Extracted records
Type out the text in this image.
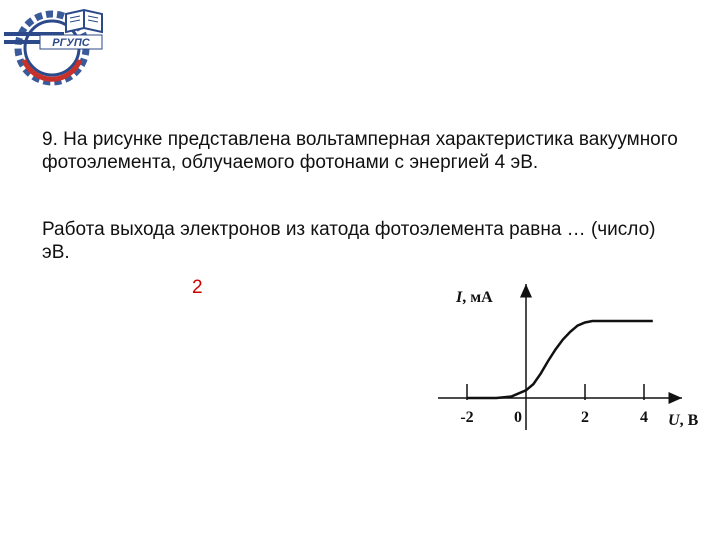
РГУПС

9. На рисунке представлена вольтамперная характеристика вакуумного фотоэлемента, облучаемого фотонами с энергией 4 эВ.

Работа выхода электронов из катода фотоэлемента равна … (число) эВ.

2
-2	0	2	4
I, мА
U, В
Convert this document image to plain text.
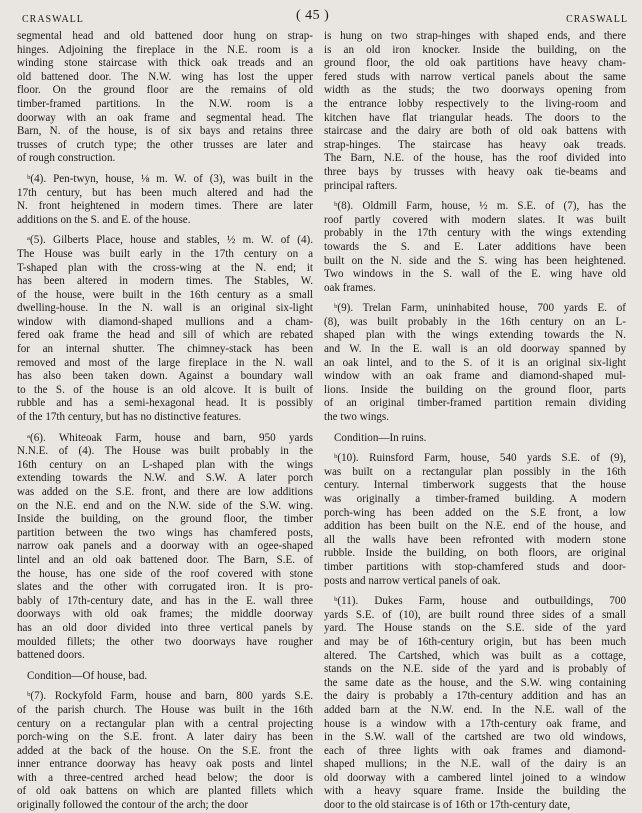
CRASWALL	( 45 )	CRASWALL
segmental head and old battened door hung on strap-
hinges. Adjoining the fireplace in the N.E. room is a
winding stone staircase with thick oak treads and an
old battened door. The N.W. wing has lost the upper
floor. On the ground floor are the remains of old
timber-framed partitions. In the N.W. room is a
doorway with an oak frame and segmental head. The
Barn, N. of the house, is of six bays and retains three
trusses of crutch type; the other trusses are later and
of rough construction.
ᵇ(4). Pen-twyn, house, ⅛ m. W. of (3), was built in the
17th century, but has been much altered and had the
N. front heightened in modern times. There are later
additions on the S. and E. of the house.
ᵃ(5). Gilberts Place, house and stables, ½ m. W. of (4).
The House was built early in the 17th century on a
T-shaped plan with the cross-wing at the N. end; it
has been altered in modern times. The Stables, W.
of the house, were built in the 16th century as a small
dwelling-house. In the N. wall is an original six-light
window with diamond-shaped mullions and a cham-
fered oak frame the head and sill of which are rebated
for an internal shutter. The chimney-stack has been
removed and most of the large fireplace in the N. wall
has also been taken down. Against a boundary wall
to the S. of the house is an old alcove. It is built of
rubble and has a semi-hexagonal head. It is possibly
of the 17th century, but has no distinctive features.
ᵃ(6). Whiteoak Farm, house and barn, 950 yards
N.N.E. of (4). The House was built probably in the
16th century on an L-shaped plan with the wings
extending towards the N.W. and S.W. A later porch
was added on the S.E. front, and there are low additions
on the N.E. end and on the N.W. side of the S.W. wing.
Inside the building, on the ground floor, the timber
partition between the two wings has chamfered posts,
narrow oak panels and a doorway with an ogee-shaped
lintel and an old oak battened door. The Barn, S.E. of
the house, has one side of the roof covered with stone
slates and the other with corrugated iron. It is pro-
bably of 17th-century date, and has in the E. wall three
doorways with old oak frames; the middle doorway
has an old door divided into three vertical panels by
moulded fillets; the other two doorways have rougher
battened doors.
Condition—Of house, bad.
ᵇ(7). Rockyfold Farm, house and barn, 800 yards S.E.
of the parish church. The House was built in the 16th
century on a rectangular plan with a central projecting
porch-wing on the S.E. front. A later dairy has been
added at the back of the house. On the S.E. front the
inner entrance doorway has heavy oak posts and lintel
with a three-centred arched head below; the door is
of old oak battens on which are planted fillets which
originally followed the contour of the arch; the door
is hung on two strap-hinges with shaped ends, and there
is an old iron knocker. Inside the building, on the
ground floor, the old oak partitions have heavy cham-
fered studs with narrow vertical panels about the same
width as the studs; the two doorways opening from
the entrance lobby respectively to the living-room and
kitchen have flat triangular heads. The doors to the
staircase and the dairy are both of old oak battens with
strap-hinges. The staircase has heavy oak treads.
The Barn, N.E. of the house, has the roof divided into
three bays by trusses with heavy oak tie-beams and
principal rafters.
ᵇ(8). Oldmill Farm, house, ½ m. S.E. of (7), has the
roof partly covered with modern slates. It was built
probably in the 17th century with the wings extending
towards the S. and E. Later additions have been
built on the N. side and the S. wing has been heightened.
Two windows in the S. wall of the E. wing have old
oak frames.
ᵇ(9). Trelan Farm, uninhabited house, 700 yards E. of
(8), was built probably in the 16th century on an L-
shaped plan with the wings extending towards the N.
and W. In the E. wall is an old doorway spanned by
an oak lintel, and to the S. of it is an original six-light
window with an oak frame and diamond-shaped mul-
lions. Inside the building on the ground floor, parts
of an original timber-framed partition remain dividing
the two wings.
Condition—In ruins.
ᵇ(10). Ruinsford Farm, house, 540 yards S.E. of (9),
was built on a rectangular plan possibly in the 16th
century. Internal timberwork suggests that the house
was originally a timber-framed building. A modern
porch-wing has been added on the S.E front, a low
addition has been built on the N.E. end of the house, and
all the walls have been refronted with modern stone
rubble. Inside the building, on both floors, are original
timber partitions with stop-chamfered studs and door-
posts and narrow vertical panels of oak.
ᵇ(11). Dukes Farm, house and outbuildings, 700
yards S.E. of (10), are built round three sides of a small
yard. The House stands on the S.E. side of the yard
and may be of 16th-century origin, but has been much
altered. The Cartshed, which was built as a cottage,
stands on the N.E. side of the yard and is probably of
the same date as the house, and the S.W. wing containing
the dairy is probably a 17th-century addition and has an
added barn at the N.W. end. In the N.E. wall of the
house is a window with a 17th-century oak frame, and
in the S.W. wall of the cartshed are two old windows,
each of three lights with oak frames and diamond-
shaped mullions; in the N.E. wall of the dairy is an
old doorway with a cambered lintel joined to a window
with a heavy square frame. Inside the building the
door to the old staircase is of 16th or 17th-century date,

Written request
Among the entries above, how many lines include the word "room"? Reply with the number only.

Answer
3